Input for this task:

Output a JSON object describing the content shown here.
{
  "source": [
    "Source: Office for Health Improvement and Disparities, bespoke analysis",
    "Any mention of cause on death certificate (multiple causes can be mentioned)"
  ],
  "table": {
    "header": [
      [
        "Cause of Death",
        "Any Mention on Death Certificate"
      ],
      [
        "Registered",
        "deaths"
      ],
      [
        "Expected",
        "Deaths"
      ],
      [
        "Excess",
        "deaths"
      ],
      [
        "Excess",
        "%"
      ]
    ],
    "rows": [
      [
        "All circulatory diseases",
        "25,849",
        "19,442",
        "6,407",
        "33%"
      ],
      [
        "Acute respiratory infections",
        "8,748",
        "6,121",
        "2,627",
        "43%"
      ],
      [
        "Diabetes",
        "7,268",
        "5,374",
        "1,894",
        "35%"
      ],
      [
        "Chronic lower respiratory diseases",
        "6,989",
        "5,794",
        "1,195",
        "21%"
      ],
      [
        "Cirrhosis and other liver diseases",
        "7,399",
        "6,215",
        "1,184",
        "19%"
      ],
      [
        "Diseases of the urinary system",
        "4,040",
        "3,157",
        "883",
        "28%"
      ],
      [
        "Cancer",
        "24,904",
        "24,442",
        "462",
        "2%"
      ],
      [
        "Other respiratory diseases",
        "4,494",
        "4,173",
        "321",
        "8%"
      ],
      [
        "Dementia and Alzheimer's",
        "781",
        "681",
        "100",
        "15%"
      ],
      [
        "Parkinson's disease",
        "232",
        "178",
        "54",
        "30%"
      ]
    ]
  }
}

Directions: Each line above that holds the string "respiratory" should be copied and shown.

Result for this exercise:
        "Acute respiratory infections",
        "Chronic lower respiratory diseases",
        "Other respiratory diseases",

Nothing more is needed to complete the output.